(Records from a collection of figures)

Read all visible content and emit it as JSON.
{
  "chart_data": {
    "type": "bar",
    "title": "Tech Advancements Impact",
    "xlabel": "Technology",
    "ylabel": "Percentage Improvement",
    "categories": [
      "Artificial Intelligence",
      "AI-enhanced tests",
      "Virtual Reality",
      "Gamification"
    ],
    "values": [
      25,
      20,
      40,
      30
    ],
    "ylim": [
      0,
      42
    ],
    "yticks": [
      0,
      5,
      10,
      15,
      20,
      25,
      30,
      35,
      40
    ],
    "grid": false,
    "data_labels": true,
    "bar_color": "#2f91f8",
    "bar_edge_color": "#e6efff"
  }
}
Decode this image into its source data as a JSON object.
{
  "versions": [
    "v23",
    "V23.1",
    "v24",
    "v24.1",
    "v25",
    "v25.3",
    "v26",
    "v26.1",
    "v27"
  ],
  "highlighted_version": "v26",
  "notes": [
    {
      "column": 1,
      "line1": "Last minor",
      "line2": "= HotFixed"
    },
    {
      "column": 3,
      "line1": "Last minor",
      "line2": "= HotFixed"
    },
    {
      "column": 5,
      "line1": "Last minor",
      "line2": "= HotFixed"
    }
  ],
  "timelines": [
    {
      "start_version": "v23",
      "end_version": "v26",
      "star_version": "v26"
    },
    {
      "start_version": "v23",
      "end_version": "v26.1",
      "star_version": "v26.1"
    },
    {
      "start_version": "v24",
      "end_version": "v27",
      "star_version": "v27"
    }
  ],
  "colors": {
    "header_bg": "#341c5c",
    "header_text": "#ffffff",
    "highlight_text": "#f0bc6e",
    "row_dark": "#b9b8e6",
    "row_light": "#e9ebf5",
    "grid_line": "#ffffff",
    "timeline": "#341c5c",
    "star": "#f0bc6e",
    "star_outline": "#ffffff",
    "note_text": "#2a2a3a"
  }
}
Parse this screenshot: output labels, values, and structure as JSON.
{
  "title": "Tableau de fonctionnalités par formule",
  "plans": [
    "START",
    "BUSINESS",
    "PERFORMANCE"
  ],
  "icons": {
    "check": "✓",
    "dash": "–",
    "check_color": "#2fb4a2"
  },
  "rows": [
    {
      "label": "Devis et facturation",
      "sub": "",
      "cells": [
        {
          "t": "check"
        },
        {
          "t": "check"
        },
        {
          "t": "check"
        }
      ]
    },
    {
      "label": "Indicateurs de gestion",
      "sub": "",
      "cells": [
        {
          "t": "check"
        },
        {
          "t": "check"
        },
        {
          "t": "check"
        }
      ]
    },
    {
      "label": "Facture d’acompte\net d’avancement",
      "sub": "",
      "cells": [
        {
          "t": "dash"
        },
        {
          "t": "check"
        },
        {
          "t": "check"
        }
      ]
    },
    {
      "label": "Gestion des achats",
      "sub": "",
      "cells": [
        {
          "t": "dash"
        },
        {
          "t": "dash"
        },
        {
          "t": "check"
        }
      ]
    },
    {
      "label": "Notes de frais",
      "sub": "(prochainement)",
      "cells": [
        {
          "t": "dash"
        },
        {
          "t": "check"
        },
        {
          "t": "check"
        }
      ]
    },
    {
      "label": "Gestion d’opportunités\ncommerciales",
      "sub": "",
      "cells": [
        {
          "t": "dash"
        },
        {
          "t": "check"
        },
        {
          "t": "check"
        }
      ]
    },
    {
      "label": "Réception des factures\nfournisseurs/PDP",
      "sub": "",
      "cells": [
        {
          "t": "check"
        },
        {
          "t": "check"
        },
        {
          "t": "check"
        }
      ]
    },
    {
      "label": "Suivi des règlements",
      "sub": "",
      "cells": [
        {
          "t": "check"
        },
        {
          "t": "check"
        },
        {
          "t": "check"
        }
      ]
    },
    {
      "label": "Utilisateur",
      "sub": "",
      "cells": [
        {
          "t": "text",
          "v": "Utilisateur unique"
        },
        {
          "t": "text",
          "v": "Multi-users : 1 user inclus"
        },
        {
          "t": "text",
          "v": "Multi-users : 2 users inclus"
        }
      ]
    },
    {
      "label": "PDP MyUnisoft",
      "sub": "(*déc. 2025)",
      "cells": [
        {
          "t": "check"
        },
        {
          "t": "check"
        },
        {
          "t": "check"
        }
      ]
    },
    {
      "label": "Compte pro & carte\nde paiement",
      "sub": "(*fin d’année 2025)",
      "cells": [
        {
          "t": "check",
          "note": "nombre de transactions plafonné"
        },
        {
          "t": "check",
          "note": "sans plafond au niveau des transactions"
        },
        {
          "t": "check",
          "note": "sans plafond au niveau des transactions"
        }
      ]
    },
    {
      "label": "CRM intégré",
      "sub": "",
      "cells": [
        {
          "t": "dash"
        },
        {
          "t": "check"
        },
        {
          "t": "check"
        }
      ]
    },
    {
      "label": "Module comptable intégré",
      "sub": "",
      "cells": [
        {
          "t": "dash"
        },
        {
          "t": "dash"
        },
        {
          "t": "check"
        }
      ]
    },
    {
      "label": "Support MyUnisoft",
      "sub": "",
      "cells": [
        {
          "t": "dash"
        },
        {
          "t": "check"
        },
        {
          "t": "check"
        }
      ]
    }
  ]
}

■ **PROMPT**
Gather all lines where the word "Utilisateur" appears.

■ **THE OUTPUT**
      "label": "Utilisateur",
          "v": "Utilisateur unique"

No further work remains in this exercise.